▶ **Task instructions**
Quote the whole listing word for word. Do not include the pictures.

▶ **Figure contents as structured data**

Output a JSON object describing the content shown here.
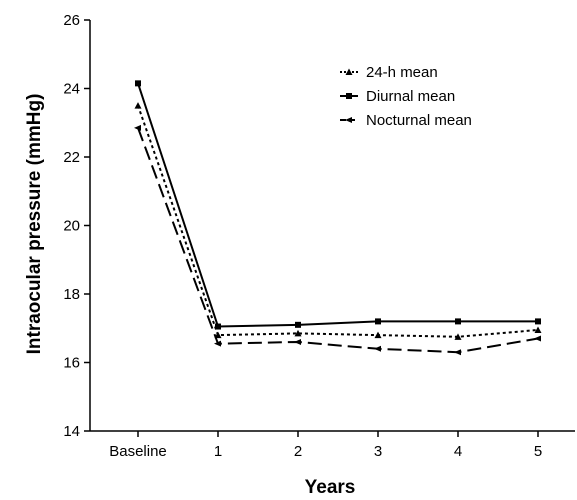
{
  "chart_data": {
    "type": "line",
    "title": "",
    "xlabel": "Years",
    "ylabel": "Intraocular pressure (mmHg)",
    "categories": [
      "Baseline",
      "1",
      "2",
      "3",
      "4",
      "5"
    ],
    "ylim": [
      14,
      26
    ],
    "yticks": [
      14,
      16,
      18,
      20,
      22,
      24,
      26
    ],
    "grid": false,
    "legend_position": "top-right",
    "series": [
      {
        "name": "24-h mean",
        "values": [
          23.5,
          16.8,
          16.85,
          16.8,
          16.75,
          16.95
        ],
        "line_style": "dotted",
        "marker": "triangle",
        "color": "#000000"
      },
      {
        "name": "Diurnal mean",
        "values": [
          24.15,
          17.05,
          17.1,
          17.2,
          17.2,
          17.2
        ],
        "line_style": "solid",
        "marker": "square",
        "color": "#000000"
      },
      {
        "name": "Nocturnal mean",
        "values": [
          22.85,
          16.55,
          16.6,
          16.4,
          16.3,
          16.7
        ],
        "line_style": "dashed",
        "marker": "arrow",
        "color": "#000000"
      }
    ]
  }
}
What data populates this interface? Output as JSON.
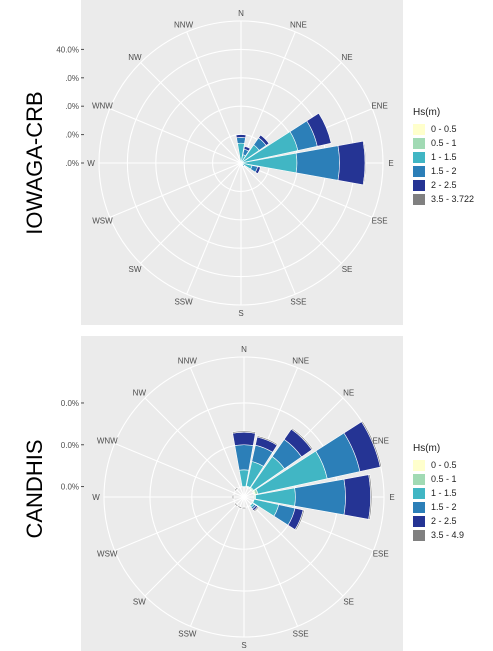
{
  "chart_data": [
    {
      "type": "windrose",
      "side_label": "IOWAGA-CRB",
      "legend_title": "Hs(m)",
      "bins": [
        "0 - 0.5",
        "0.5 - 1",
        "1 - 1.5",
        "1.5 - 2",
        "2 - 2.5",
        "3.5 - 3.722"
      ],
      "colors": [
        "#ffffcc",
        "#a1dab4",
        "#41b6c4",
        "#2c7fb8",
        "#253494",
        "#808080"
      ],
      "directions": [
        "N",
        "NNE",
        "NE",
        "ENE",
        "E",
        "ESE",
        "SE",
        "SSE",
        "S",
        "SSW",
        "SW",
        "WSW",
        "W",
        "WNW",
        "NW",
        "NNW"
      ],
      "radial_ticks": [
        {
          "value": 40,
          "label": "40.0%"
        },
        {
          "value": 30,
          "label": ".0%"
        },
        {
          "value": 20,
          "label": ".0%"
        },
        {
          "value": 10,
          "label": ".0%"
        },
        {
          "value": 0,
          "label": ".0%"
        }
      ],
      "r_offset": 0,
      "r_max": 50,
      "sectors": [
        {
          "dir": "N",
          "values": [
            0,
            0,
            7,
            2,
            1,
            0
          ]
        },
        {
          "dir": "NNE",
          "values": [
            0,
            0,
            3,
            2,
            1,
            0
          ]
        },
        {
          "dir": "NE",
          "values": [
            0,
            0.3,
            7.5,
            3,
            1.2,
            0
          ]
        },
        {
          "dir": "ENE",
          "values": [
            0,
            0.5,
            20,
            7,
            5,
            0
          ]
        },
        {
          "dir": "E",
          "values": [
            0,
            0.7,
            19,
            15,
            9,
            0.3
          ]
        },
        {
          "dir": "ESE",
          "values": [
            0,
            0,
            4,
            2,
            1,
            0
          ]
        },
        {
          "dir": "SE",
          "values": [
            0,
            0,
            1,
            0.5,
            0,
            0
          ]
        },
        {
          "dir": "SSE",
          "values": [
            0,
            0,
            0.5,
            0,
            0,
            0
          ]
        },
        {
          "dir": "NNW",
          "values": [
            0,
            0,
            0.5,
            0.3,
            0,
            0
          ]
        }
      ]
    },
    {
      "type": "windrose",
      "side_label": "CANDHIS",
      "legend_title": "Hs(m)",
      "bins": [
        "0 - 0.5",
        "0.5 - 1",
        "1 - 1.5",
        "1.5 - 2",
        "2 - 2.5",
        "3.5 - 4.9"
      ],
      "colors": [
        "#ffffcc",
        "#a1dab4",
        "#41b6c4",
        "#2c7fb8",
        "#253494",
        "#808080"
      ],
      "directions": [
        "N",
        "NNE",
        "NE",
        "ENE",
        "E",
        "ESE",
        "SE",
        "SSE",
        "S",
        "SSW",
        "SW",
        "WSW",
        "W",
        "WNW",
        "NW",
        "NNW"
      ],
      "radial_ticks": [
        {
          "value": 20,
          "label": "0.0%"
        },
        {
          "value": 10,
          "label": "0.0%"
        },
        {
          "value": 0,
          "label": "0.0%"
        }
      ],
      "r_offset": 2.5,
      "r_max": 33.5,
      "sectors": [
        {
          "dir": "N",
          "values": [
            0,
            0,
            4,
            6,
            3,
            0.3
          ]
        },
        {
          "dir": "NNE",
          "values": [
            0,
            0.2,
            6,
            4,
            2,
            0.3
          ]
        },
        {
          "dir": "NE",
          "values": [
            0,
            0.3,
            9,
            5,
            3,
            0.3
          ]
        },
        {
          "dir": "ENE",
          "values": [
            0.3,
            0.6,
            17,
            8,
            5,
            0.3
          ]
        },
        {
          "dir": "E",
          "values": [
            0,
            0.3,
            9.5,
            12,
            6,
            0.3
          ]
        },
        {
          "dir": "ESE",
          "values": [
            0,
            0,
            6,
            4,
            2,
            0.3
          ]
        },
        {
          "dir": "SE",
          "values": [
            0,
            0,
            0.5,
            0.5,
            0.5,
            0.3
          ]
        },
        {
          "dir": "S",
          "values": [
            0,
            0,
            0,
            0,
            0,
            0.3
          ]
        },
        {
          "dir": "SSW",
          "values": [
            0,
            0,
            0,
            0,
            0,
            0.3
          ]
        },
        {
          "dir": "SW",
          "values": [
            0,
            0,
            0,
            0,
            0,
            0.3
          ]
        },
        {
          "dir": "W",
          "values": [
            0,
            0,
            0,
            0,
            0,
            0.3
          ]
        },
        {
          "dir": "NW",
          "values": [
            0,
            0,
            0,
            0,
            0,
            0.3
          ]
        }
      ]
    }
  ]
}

▶ **Task answer**
Output a JSON object describing the content shown here.
{
  "chart_data": {
    "type": "line",
    "title": "",
    "xlabel": "Years",
    "ylabel": "Intraocular pressure (mmHg)",
    "categories": [
      "Baseline",
      "1",
      "2",
      "3",
      "4",
      "5"
    ],
    "ylim": [
      14,
      26
    ],
    "yticks": [
      14,
      16,
      18,
      20,
      22,
      24,
      26
    ],
    "grid": false,
    "legend_position": "top-right",
    "series": [
      {
        "name": "24-h mean",
        "values": [
          23.5,
          16.8,
          16.85,
          16.8,
          16.75,
          16.95
        ],
        "line_style": "dotted",
        "marker": "triangle",
        "color": "#000000"
      },
      {
        "name": "Diurnal mean",
        "values": [
          24.15,
          17.05,
          17.1,
          17.2,
          17.2,
          17.2
        ],
        "line_style": "solid",
        "marker": "square",
        "color": "#000000"
      },
      {
        "name": "Nocturnal mean",
        "values": [
          22.85,
          16.55,
          16.6,
          16.4,
          16.3,
          16.7
        ],
        "line_style": "dashed",
        "marker": "arrow",
        "color": "#000000"
      }
    ]
  }
}
What data populates this interface? Output as JSON.
{
  "chart_data": [
    {
      "type": "windrose",
      "side_label": "IOWAGA-CRB",
      "legend_title": "Hs(m)",
      "bins": [
        "0 - 0.5",
        "0.5 - 1",
        "1 - 1.5",
        "1.5 - 2",
        "2 - 2.5",
        "3.5 - 3.722"
      ],
      "colors": [
        "#ffffcc",
        "#a1dab4",
        "#41b6c4",
        "#2c7fb8",
        "#253494",
        "#808080"
      ],
      "directions": [
        "N",
        "NNE",
        "NE",
        "ENE",
        "E",
        "ESE",
        "SE",
        "SSE",
        "S",
        "SSW",
        "SW",
        "WSW",
        "W",
        "WNW",
        "NW",
        "NNW"
      ],
      "radial_ticks": [
        {
          "value": 40,
          "label": "40.0%"
        },
        {
          "value": 30,
          "label": ".0%"
        },
        {
          "value": 20,
          "label": ".0%"
        },
        {
          "value": 10,
          "label": ".0%"
        },
        {
          "value": 0,
          "label": ".0%"
        }
      ],
      "r_offset": 0,
      "r_max": 50,
      "sectors": [
        {
          "dir": "N",
          "values": [
            0,
            0,
            7,
            2,
            1,
            0
          ]
        },
        {
          "dir": "NNE",
          "values": [
            0,
            0,
            3,
            2,
            1,
            0
          ]
        },
        {
          "dir": "NE",
          "values": [
            0,
            0.3,
            7.5,
            3,
            1.2,
            0
          ]
        },
        {
          "dir": "ENE",
          "values": [
            0,
            0.5,
            20,
            7,
            5,
            0
          ]
        },
        {
          "dir": "E",
          "values": [
            0,
            0.7,
            19,
            15,
            9,
            0.3
          ]
        },
        {
          "dir": "ESE",
          "values": [
            0,
            0,
            4,
            2,
            1,
            0
          ]
        },
        {
          "dir": "SE",
          "values": [
            0,
            0,
            1,
            0.5,
            0,
            0
          ]
        },
        {
          "dir": "SSE",
          "values": [
            0,
            0,
            0.5,
            0,
            0,
            0
          ]
        },
        {
          "dir": "NNW",
          "values": [
            0,
            0,
            0.5,
            0.3,
            0,
            0
          ]
        }
      ]
    },
    {
      "type": "windrose",
      "side_label": "CANDHIS",
      "legend_title": "Hs(m)",
      "bins": [
        "0 - 0.5",
        "0.5 - 1",
        "1 - 1.5",
        "1.5 - 2",
        "2 - 2.5",
        "3.5 - 4.9"
      ],
      "colors": [
        "#ffffcc",
        "#a1dab4",
        "#41b6c4",
        "#2c7fb8",
        "#253494",
        "#808080"
      ],
      "directions": [
        "N",
        "NNE",
        "NE",
        "ENE",
        "E",
        "ESE",
        "SE",
        "SSE",
        "S",
        "SSW",
        "SW",
        "WSW",
        "W",
        "WNW",
        "NW",
        "NNW"
      ],
      "radial_ticks": [
        {
          "value": 20,
          "label": "0.0%"
        },
        {
          "value": 10,
          "label": "0.0%"
        },
        {
          "value": 0,
          "label": "0.0%"
        }
      ],
      "r_offset": 2.5,
      "r_max": 33.5,
      "sectors": [
        {
          "dir": "N",
          "values": [
            0,
            0,
            4,
            6,
            3,
            0.3
          ]
        },
        {
          "dir": "NNE",
          "values": [
            0,
            0.2,
            6,
            4,
            2,
            0.3
          ]
        },
        {
          "dir": "NE",
          "values": [
            0,
            0.3,
            9,
            5,
            3,
            0.3
          ]
        },
        {
          "dir": "ENE",
          "values": [
            0.3,
            0.6,
            17,
            8,
            5,
            0.3
          ]
        },
        {
          "dir": "E",
          "values": [
            0,
            0.3,
            9.5,
            12,
            6,
            0.3
          ]
        },
        {
          "dir": "ESE",
          "values": [
            0,
            0,
            6,
            4,
            2,
            0.3
          ]
        },
        {
          "dir": "SE",
          "values": [
            0,
            0,
            0.5,
            0.5,
            0.5,
            0.3
          ]
        },
        {
          "dir": "S",
          "values": [
            0,
            0,
            0,
            0,
            0,
            0.3
          ]
        },
        {
          "dir": "SSW",
          "values": [
            0,
            0,
            0,
            0,
            0,
            0.3
          ]
        },
        {
          "dir": "SW",
          "values": [
            0,
            0,
            0,
            0,
            0,
            0.3
          ]
        },
        {
          "dir": "W",
          "values": [
            0,
            0,
            0,
            0,
            0,
            0.3
          ]
        },
        {
          "dir": "NW",
          "values": [
            0,
            0,
            0,
            0,
            0,
            0.3
          ]
        }
      ]
    }
  ]
}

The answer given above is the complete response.